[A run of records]
--- --- ---

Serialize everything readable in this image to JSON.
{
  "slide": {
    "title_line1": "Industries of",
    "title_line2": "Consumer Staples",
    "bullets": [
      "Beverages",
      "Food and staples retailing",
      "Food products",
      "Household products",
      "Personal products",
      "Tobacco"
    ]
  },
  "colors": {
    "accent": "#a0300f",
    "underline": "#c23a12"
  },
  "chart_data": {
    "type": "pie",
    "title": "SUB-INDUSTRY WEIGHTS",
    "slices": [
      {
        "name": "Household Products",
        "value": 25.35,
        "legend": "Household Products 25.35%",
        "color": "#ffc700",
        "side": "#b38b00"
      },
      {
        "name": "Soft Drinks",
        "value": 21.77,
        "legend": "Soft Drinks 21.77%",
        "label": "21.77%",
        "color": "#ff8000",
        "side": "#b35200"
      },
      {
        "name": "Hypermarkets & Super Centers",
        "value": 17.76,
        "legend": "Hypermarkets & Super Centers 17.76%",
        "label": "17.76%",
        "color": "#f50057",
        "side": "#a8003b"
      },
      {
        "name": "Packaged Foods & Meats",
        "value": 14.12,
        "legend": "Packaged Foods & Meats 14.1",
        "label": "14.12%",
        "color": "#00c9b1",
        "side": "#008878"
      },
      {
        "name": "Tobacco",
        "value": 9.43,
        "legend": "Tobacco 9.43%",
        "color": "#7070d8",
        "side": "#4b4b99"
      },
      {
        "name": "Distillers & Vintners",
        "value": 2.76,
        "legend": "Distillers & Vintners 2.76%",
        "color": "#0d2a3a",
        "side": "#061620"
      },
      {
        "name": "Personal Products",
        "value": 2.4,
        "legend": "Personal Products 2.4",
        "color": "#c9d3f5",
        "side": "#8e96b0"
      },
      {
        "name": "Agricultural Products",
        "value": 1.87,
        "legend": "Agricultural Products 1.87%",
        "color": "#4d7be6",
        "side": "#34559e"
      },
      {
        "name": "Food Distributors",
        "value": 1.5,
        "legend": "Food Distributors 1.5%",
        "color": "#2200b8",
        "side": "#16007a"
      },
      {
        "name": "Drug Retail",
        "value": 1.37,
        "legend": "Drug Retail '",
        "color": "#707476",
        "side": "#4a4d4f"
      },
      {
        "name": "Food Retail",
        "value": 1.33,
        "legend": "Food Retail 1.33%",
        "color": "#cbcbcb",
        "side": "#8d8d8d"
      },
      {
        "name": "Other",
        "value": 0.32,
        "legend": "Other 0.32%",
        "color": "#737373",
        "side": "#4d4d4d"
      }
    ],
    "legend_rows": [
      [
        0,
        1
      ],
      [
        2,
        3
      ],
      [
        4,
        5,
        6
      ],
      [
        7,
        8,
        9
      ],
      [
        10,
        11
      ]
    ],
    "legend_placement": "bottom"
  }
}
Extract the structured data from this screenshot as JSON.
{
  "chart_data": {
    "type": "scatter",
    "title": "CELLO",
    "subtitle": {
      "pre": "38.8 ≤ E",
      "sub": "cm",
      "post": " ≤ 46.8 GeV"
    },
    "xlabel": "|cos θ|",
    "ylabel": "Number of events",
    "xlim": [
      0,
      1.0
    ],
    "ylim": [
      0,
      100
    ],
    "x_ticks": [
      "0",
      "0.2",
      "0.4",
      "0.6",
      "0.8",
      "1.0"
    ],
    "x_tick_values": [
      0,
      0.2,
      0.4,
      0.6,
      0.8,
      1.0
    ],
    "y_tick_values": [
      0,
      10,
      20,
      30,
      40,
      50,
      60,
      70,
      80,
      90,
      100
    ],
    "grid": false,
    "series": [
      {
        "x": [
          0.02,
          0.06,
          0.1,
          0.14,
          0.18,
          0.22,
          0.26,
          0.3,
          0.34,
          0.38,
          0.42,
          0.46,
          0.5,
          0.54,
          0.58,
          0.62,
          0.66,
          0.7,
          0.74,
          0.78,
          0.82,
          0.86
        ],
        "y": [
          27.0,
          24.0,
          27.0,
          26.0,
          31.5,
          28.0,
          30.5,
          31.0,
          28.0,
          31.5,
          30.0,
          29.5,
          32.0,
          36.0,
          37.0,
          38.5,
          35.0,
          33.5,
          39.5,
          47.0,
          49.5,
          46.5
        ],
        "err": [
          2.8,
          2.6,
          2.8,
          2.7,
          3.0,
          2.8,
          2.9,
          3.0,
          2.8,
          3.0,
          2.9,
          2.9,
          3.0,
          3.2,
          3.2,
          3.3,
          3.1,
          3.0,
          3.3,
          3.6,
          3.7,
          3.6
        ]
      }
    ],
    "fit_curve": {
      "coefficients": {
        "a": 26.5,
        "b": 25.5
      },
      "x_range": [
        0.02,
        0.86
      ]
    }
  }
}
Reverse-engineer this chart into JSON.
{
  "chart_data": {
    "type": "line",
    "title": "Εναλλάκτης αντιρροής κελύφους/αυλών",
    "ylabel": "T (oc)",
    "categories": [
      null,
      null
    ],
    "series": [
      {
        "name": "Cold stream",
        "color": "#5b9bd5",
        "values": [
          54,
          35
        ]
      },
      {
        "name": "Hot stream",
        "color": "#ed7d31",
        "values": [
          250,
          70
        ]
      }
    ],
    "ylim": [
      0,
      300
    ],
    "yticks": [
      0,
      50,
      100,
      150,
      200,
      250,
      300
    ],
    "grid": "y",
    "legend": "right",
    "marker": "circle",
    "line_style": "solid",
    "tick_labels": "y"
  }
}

--- --- ---

▶ **Your task**
In the listing, find all lines with the string "Household" and copy them.

▶ **Correct response**
      "Household products",
        "name": "Household Products",
        "legend": "Household Products 25.35%",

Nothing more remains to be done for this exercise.